Entries from a visual dataset
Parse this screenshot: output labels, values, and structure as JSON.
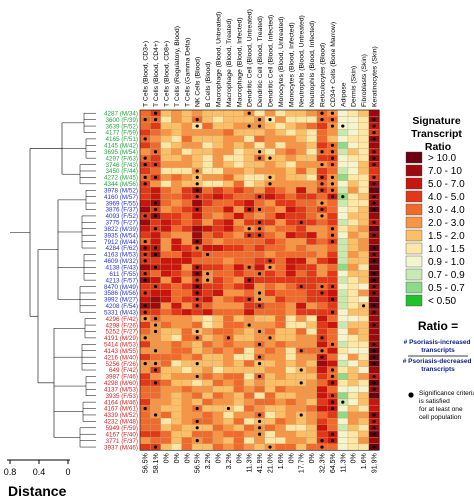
{
  "chart_data": {
    "type": "heatmap",
    "title": "",
    "columns": [
      "T Cells (Blood, CD3+)",
      "T Cells (Blood, CD4+)",
      "T Cells (Blood, CD8+)",
      "T Cells (Regulatory, Blood)",
      "T Cells (Gamma Delta)",
      "NK Cells (Blood)",
      "B Cells (Blood)",
      "Macrophage (Blood, Untreated)",
      "Macrophage (Blood, Treated)",
      "Macrophage (Blood, Infected)",
      "Dendritic Cell (Blood, Untreated)",
      "Dendritic Cell (Blood, Treated)",
      "Dendritic Cell (Blood, Infected)",
      "Monocytes (Blood, Untreated)",
      "Monocytes (Blood, Infected)",
      "Neutrophils (Blood, Untreated)",
      "Neutrophils (Blood, Infected)",
      "Reticulocytes (Blood)",
      "CD34+ Cells (Bone Marrow)",
      "Adipose",
      "Dermis (Skin)",
      "Fibroblasts (Skin)",
      "Keratinocytes (Skin)"
    ],
    "column_percentages": [
      "56.5%",
      "58.1%",
      "0%",
      "0%",
      "0%",
      "56.5%",
      "3.2%",
      "0%",
      "3.2%",
      "0%",
      "11.3%",
      "41.9%",
      "21.0%",
      "1.6%",
      "0%",
      "17.7%",
      "0%",
      "32.3%",
      "64.5%",
      "11.3%",
      "0%",
      "1.6%",
      "91.9%"
    ],
    "rows": [
      {
        "label": "4287 (M/34)",
        "group": "green"
      },
      {
        "label": "3600 (F/39)",
        "group": "green"
      },
      {
        "label": "3639 (F/52)",
        "group": "green"
      },
      {
        "label": "4177 (F/59)",
        "group": "green"
      },
      {
        "label": "4165 (F/51)",
        "group": "green"
      },
      {
        "label": "4145 (M/42)",
        "group": "green"
      },
      {
        "label": "3695 (M/54)",
        "group": "green"
      },
      {
        "label": "4297 (F/63)",
        "group": "green"
      },
      {
        "label": "3746 (F/43)",
        "group": "green"
      },
      {
        "label": "3450 (F/44)",
        "group": "green"
      },
      {
        "label": "4272 (M/45)",
        "group": "green"
      },
      {
        "label": "4344 (M/56)",
        "group": "green"
      },
      {
        "label": "3978 (M/52)",
        "group": "blue"
      },
      {
        "label": "4160 (M/57)",
        "group": "blue"
      },
      {
        "label": "3969 (F/55)",
        "group": "blue"
      },
      {
        "label": "3876 (F/37)",
        "group": "blue"
      },
      {
        "label": "4093 (F/52)",
        "group": "blue"
      },
      {
        "label": "3775 (F/27)",
        "group": "blue"
      },
      {
        "label": "3822 (M/39)",
        "group": "blue"
      },
      {
        "label": "3935 (M/54)",
        "group": "blue"
      },
      {
        "label": "7912 (M/44)",
        "group": "blue"
      },
      {
        "label": "4284 (F/62)",
        "group": "blue"
      },
      {
        "label": "4163 (M/53)",
        "group": "blue"
      },
      {
        "label": "4609 (M/32)",
        "group": "blue"
      },
      {
        "label": "4138 (F/43)",
        "group": "blue"
      },
      {
        "label": "611 (F/55)",
        "group": "blue"
      },
      {
        "label": "4213 (F/57)",
        "group": "blue"
      },
      {
        "label": "8470 (M/49)",
        "group": "blue"
      },
      {
        "label": "3586 (M/56)",
        "group": "blue"
      },
      {
        "label": "3992 (M/27)",
        "group": "blue"
      },
      {
        "label": "4208 (F/54)",
        "group": "blue"
      },
      {
        "label": "5331 (M/43)",
        "group": "blue"
      },
      {
        "label": "4296 (F/42)",
        "group": "red"
      },
      {
        "label": "4298 (F/26)",
        "group": "red"
      },
      {
        "label": "5252 (F/27)",
        "group": "red"
      },
      {
        "label": "4191 (M/29)",
        "group": "red"
      },
      {
        "label": "5414 (M/53)",
        "group": "red"
      },
      {
        "label": "4143 (M/55)",
        "group": "red"
      },
      {
        "label": "4216 (M/40)",
        "group": "red"
      },
      {
        "label": "5256 (F/26)",
        "group": "red"
      },
      {
        "label": "649 (F/42)",
        "group": "red"
      },
      {
        "label": "3987 (F/46)",
        "group": "red"
      },
      {
        "label": "4298 (M/60)",
        "group": "red"
      },
      {
        "label": "4137 (M/53)",
        "group": "red"
      },
      {
        "label": "3935 (F/53)",
        "group": "red"
      },
      {
        "label": "4164 (M/46)",
        "group": "red"
      },
      {
        "label": "4167 (M/61)",
        "group": "red"
      },
      {
        "label": "4339 (M/52)",
        "group": "red"
      },
      {
        "label": "4232 (M/48)",
        "group": "red"
      },
      {
        "label": "5949 (F/59)",
        "group": "red"
      },
      {
        "label": "4167 (F/40)",
        "group": "red"
      },
      {
        "label": "3771 (F/37)",
        "group": "red"
      },
      {
        "label": "3937 (M/46)",
        "group": "red"
      }
    ],
    "values_note": "",
    "legend": {
      "title": "Signature Transcript Ratio",
      "entries": [
        {
          "label": "> 10.0",
          "color": "#6b0013"
        },
        {
          "label": "7.0 - 10",
          "color": "#9c0a10"
        },
        {
          "label": "5.0 - 7.0",
          "color": "#c8160e"
        },
        {
          "label": "4.0 - 5.0",
          "color": "#e2381a"
        },
        {
          "label": "3.0 - 4.0",
          "color": "#ef6a2d"
        },
        {
          "label": "2.0 - 3.0",
          "color": "#f59545"
        },
        {
          "label": "1.5 - 2.0",
          "color": "#fbbf68"
        },
        {
          "label": "1.0 - 1.5",
          "color": "#fde7a6"
        },
        {
          "label": "0.9 - 1.0",
          "color": "#f2f5d0"
        },
        {
          "label": "0.7 - 0.9",
          "color": "#c9e9b3"
        },
        {
          "label": "0.5 - 0.7",
          "color": "#8fd98a"
        },
        {
          "label": "< 0.50",
          "color": "#22c02c"
        }
      ],
      "ratio_title": "Ratio =",
      "ratio_numerator": "# Psoriasis-increased transcripts",
      "ratio_denominator": "# Psoriasis-decreased transcripts",
      "significance_note": "Significance criteria is satisfied for at least one cell population"
    },
    "dendrogram_axis": {
      "label": "Distance",
      "ticks": [
        "0.8",
        "0.4",
        "0"
      ]
    },
    "colors": {
      "green": "#22a63a",
      "blue": "#2233cc",
      "red": "#d42020",
      "navy": "#0b1f8c"
    }
  }
}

- **ASSIGNED TASK**
Reproduce each entry precisely. Leave the pictures out.

- **FINAL ANSWER**
Parse this screenshot: output labels, values, and structure as JSON.
{
  "chart_data": {
    "type": "heatmap",
    "title": "",
    "columns": [
      "T Cells (Blood, CD3+)",
      "T Cells (Blood, CD4+)",
      "T Cells (Blood, CD8+)",
      "T Cells (Regulatory, Blood)",
      "T Cells (Gamma Delta)",
      "NK Cells (Blood)",
      "B Cells (Blood)",
      "Macrophage (Blood, Untreated)",
      "Macrophage (Blood, Treated)",
      "Macrophage (Blood, Infected)",
      "Dendritic Cell (Blood, Untreated)",
      "Dendritic Cell (Blood, Treated)",
      "Dendritic Cell (Blood, Infected)",
      "Monocytes (Blood, Untreated)",
      "Monocytes (Blood, Infected)",
      "Neutrophils (Blood, Untreated)",
      "Neutrophils (Blood, Infected)",
      "Reticulocytes (Blood)",
      "CD34+ Cells (Bone Marrow)",
      "Adipose",
      "Dermis (Skin)",
      "Fibroblasts (Skin)",
      "Keratinocytes (Skin)"
    ],
    "column_percentages": [
      "56.5%",
      "58.1%",
      "0%",
      "0%",
      "0%",
      "56.5%",
      "3.2%",
      "0%",
      "3.2%",
      "0%",
      "11.3%",
      "41.9%",
      "21.0%",
      "1.6%",
      "0%",
      "17.7%",
      "0%",
      "32.3%",
      "64.5%",
      "11.3%",
      "0%",
      "1.6%",
      "91.9%"
    ],
    "rows": [
      {
        "label": "4287 (M/34)",
        "group": "green"
      },
      {
        "label": "3600 (F/39)",
        "group": "green"
      },
      {
        "label": "3639 (F/52)",
        "group": "green"
      },
      {
        "label": "4177 (F/59)",
        "group": "green"
      },
      {
        "label": "4165 (F/51)",
        "group": "green"
      },
      {
        "label": "4145 (M/42)",
        "group": "green"
      },
      {
        "label": "3695 (M/54)",
        "group": "green"
      },
      {
        "label": "4297 (F/63)",
        "group": "green"
      },
      {
        "label": "3746 (F/43)",
        "group": "green"
      },
      {
        "label": "3450 (F/44)",
        "group": "green"
      },
      {
        "label": "4272 (M/45)",
        "group": "green"
      },
      {
        "label": "4344 (M/56)",
        "group": "green"
      },
      {
        "label": "3978 (M/52)",
        "group": "blue"
      },
      {
        "label": "4160 (M/57)",
        "group": "blue"
      },
      {
        "label": "3969 (F/55)",
        "group": "blue"
      },
      {
        "label": "3876 (F/37)",
        "group": "blue"
      },
      {
        "label": "4093 (F/52)",
        "group": "blue"
      },
      {
        "label": "3775 (F/27)",
        "group": "blue"
      },
      {
        "label": "3822 (M/39)",
        "group": "blue"
      },
      {
        "label": "3935 (M/54)",
        "group": "blue"
      },
      {
        "label": "7912 (M/44)",
        "group": "blue"
      },
      {
        "label": "4284 (F/62)",
        "group": "blue"
      },
      {
        "label": "4163 (M/53)",
        "group": "blue"
      },
      {
        "label": "4609 (M/32)",
        "group": "blue"
      },
      {
        "label": "4138 (F/43)",
        "group": "blue"
      },
      {
        "label": "611 (F/55)",
        "group": "blue"
      },
      {
        "label": "4213 (F/57)",
        "group": "blue"
      },
      {
        "label": "8470 (M/49)",
        "group": "blue"
      },
      {
        "label": "3586 (M/56)",
        "group": "blue"
      },
      {
        "label": "3992 (M/27)",
        "group": "blue"
      },
      {
        "label": "4208 (F/54)",
        "group": "blue"
      },
      {
        "label": "5331 (M/43)",
        "group": "blue"
      },
      {
        "label": "4296 (F/42)",
        "group": "red"
      },
      {
        "label": "4298 (F/26)",
        "group": "red"
      },
      {
        "label": "5252 (F/27)",
        "group": "red"
      },
      {
        "label": "4191 (M/29)",
        "group": "red"
      },
      {
        "label": "5414 (M/53)",
        "group": "red"
      },
      {
        "label": "4143 (M/55)",
        "group": "red"
      },
      {
        "label": "4216 (M/40)",
        "group": "red"
      },
      {
        "label": "5256 (F/26)",
        "group": "red"
      },
      {
        "label": "649 (F/42)",
        "group": "red"
      },
      {
        "label": "3987 (F/46)",
        "group": "red"
      },
      {
        "label": "4298 (M/60)",
        "group": "red"
      },
      {
        "label": "4137 (M/53)",
        "group": "red"
      },
      {
        "label": "3935 (F/53)",
        "group": "red"
      },
      {
        "label": "4164 (M/46)",
        "group": "red"
      },
      {
        "label": "4167 (M/61)",
        "group": "red"
      },
      {
        "label": "4339 (M/52)",
        "group": "red"
      },
      {
        "label": "4232 (M/48)",
        "group": "red"
      },
      {
        "label": "5949 (F/59)",
        "group": "red"
      },
      {
        "label": "4167 (F/40)",
        "group": "red"
      },
      {
        "label": "3771 (F/37)",
        "group": "red"
      },
      {
        "label": "3937 (M/46)",
        "group": "red"
      }
    ],
    "values_note": "",
    "legend": {
      "title": "Signature Transcript Ratio",
      "entries": [
        {
          "label": "> 10.0",
          "color": "#6b0013"
        },
        {
          "label": "7.0 - 10",
          "color": "#9c0a10"
        },
        {
          "label": "5.0 - 7.0",
          "color": "#c8160e"
        },
        {
          "label": "4.0 - 5.0",
          "color": "#e2381a"
        },
        {
          "label": "3.0 - 4.0",
          "color": "#ef6a2d"
        },
        {
          "label": "2.0 - 3.0",
          "color": "#f59545"
        },
        {
          "label": "1.5 - 2.0",
          "color": "#fbbf68"
        },
        {
          "label": "1.0 - 1.5",
          "color": "#fde7a6"
        },
        {
          "label": "0.9 - 1.0",
          "color": "#f2f5d0"
        },
        {
          "label": "0.7 - 0.9",
          "color": "#c9e9b3"
        },
        {
          "label": "0.5 - 0.7",
          "color": "#8fd98a"
        },
        {
          "label": "< 0.50",
          "color": "#22c02c"
        }
      ],
      "ratio_title": "Ratio =",
      "ratio_numerator": "# Psoriasis-increased transcripts",
      "ratio_denominator": "# Psoriasis-decreased transcripts",
      "significance_note": "Significance criteria is satisfied for at least one cell population"
    },
    "dendrogram_axis": {
      "label": "Distance",
      "ticks": [
        "0.8",
        "0.4",
        "0"
      ]
    },
    "colors": {
      "green": "#22a63a",
      "blue": "#2233cc",
      "red": "#d42020",
      "navy": "#0b1f8c"
    }
  }
}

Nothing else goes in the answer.